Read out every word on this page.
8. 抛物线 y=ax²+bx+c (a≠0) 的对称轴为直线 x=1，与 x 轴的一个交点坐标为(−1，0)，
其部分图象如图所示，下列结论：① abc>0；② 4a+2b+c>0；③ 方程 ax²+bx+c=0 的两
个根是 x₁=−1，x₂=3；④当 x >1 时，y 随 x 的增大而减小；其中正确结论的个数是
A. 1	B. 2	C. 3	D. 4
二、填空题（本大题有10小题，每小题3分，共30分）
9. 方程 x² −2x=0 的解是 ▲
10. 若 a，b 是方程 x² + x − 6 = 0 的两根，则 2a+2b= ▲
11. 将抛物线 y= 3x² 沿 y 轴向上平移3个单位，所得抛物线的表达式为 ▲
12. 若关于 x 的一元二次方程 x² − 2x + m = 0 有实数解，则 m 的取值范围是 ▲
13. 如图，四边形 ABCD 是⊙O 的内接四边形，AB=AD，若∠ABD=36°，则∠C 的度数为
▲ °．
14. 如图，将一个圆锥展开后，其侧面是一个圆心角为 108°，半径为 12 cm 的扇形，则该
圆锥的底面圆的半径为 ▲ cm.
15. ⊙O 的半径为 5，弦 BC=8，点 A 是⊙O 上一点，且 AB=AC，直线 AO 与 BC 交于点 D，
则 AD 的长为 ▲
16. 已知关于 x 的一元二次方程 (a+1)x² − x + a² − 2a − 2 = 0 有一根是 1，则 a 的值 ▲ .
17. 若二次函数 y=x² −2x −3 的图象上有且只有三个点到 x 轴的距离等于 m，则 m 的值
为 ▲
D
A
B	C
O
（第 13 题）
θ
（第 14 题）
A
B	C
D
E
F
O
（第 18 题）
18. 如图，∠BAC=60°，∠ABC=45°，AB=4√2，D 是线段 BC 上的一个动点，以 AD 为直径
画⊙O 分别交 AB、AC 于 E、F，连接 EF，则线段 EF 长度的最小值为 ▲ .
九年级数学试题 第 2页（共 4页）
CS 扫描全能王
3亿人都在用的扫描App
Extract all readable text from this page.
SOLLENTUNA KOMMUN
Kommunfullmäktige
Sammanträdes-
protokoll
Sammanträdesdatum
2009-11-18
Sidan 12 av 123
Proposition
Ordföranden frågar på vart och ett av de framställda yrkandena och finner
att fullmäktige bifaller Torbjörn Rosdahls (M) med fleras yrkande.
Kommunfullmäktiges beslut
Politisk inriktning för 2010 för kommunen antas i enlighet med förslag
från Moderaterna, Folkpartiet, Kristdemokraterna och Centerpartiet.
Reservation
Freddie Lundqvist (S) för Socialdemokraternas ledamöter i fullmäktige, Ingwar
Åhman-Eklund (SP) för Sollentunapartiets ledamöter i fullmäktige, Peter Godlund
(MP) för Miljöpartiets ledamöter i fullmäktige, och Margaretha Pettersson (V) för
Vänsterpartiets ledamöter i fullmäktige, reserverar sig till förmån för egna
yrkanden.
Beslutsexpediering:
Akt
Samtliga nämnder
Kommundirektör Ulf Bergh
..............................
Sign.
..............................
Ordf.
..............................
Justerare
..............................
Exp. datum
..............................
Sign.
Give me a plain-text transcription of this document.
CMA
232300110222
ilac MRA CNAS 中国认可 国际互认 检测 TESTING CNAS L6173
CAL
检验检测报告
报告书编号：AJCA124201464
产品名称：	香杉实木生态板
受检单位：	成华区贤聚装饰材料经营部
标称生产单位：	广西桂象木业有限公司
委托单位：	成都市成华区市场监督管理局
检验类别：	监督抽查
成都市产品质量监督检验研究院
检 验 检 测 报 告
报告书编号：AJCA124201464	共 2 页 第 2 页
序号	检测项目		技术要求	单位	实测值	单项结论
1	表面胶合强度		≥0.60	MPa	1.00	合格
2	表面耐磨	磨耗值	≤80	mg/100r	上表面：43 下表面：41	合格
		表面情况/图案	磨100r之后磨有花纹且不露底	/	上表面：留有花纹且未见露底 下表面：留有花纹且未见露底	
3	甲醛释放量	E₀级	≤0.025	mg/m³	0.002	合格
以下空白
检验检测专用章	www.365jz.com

● **Written task**
Take each line containing the string "this" and copy it out.

● **Finished exercise**
Read out every word on this page.
Extract all readable text from this page.
Give me a plain-text transcription of this document.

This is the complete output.